• [Directions for this task]: Your output must consist solely of the lines from the one containing "What text is on this page?" through the end of the records, reproduced exactly.

• [Stored dataset items]:

++++++++++++++++++++

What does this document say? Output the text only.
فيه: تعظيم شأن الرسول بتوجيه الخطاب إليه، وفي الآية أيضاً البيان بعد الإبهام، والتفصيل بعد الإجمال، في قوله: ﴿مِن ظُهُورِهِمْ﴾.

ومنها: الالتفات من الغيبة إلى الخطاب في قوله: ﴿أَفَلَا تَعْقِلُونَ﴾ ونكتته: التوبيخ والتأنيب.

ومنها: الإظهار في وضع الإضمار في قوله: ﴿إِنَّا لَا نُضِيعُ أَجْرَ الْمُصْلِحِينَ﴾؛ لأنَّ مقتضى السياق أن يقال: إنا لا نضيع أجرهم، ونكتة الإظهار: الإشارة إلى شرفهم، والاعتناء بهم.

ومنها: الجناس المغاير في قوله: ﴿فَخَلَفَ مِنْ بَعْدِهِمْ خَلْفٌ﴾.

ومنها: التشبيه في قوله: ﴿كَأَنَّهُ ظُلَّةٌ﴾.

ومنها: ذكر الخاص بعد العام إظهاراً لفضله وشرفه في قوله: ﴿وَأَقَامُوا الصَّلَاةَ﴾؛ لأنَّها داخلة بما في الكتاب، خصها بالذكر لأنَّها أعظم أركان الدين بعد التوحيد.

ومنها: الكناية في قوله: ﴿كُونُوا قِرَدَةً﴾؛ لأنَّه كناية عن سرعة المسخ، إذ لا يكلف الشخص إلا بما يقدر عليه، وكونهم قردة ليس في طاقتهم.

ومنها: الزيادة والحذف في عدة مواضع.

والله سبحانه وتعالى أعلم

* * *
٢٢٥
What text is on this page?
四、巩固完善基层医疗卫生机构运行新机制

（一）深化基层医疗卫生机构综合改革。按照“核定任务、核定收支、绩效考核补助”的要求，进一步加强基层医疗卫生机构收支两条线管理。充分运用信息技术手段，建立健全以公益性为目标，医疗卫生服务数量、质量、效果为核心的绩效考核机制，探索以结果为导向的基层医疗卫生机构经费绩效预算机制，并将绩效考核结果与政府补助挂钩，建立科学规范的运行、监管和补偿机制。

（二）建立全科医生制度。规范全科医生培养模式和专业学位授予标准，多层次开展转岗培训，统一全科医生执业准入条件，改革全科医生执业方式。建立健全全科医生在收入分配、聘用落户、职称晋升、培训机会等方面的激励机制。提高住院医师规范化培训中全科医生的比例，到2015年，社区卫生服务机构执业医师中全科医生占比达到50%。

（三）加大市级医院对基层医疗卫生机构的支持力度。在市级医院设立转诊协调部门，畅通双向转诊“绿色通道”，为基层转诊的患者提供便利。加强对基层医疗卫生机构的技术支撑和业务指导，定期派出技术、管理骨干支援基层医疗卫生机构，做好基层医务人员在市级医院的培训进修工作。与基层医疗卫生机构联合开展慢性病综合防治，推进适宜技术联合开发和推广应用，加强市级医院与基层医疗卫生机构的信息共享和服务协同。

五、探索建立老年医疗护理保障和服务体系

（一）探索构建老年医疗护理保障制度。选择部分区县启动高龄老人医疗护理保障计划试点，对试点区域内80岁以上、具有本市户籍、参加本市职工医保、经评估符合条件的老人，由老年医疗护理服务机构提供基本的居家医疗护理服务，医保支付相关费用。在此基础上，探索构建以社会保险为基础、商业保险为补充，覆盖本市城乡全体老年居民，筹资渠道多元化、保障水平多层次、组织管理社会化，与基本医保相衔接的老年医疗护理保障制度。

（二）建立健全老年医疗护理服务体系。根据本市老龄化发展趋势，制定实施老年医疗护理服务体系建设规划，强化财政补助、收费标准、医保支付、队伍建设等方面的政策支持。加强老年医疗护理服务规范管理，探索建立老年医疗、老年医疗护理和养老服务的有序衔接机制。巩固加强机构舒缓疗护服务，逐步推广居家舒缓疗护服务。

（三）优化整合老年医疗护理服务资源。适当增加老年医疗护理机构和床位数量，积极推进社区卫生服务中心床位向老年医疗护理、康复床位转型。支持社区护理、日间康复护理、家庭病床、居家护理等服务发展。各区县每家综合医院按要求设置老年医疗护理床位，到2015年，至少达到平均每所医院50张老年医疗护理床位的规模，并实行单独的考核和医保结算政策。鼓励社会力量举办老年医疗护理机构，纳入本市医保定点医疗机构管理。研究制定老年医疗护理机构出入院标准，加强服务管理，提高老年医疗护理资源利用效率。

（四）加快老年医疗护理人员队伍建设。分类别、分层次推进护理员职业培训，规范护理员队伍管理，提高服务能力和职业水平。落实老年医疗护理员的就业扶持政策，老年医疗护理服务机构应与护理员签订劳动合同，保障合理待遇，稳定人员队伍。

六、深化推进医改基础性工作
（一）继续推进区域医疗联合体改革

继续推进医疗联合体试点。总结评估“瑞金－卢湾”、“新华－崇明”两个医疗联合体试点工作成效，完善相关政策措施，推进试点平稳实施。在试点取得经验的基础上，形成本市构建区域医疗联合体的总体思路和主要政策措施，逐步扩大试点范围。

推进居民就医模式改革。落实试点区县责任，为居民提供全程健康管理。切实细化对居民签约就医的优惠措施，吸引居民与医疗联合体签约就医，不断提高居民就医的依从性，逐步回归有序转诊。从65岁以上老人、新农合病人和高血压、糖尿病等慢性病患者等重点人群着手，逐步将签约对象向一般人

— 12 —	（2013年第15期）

++++++++++++++++++++

• [Solution to the problem]:
What text is on this page?
四、巩固完善基层医疗卫生机构运行新机制

（一）深化基层医疗卫生机构综合改革。按照“核定任务、核定收支、绩效考核补助”的要求，进一步加强基层医疗卫生机构收支两条线管理。充分运用信息技术手段，建立健全以公益性为目标，医疗卫生服务数量、质量、效果为核心的绩效考核机制，探索以结果为导向的基层医疗卫生机构经费绩效预算机制，并将绩效考核结果与政府补助挂钩，建立科学规范的运行、监管和补偿机制。

（二）建立全科医生制度。规范全科医生培养模式和专业学位授予标准，多层次开展转岗培训，统一全科医生执业准入条件，改革全科医生执业方式。建立健全全科医生在收入分配、聘用落户、职称晋升、培训机会等方面的激励机制。提高住院医师规范化培训中全科医生的比例，到2015年，社区卫生服务机构执业医师中全科医生占比达到50%。

（三）加大市级医院对基层医疗卫生机构的支持力度。在市级医院设立转诊协调部门，畅通双向转诊“绿色通道”，为基层转诊的患者提供便利。加强对基层医疗卫生机构的技术支撑和业务指导，定期派出技术、管理骨干支援基层医疗卫生机构，做好基层医务人员在市级医院的培训进修工作。与基层医疗卫生机构联合开展慢性病综合防治，推进适宜技术联合开发和推广应用，加强市级医院与基层医疗卫生机构的信息共享和服务协同。

五、探索建立老年医疗护理保障和服务体系

（一）探索构建老年医疗护理保障制度。选择部分区县启动高龄老人医疗护理保障计划试点，对试点区域内80岁以上、具有本市户籍、参加本市职工医保、经评估符合条件的老人，由老年医疗护理服务机构提供基本的居家医疗护理服务，医保支付相关费用。在此基础上，探索构建以社会保险为基础、商业保险为补充，覆盖本市城乡全体老年居民，筹资渠道多元化、保障水平多层次、组织管理社会化，与基本医保相衔接的老年医疗护理保障制度。

（二）建立健全老年医疗护理服务体系。根据本市老龄化发展趋势，制定实施老年医疗护理服务体系建设规划，强化财政补助、收费标准、医保支付、队伍建设等方面的政策支持。加强老年医疗护理服务规范管理，探索建立老年医疗、老年医疗护理和养老服务的有序衔接机制。巩固加强机构舒缓疗护服务，逐步推广居家舒缓疗护服务。

（三）优化整合老年医疗护理服务资源。适当增加老年医疗护理机构和床位数量，积极推进社区卫生服务中心床位向老年医疗护理、康复床位转型。支持社区护理、日间康复护理、家庭病床、居家护理等服务发展。各区县每家综合医院按要求设置老年医疗护理床位，到2015年，至少达到平均每所医院50张老年医疗护理床位的规模，并实行单独的考核和医保结算政策。鼓励社会力量举办老年医疗护理机构，纳入本市医保定点医疗机构管理。研究制定老年医疗护理机构出入院标准，加强服务管理，提高老年医疗护理资源利用效率。

（四）加快老年医疗护理人员队伍建设。分类别、分层次推进护理员职业培训，规范护理员队伍管理，提高服务能力和职业水平。落实老年医疗护理员的就业扶持政策，老年医疗护理服务机构应与护理员签订劳动合同，保障合理待遇，稳定人员队伍。

六、深化推进医改基础性工作
（一）继续推进区域医疗联合体改革

继续推进医疗联合体试点。总结评估“瑞金－卢湾”、“新华－崇明”两个医疗联合体试点工作成效，完善相关政策措施，推进试点平稳实施。在试点取得经验的基础上，形成本市构建区域医疗联合体的总体思路和主要政策措施，逐步扩大试点范围。

推进居民就医模式改革。落实试点区县责任，为居民提供全程健康管理。切实细化对居民签约就医的优惠措施，吸引居民与医疗联合体签约就医，不断提高居民就医的依从性，逐步回归有序转诊。从65岁以上老人、新农合病人和高血压、糖尿病等慢性病患者等重点人群着手，逐步将签约对象向一般人

— 12 —	（2013年第15期）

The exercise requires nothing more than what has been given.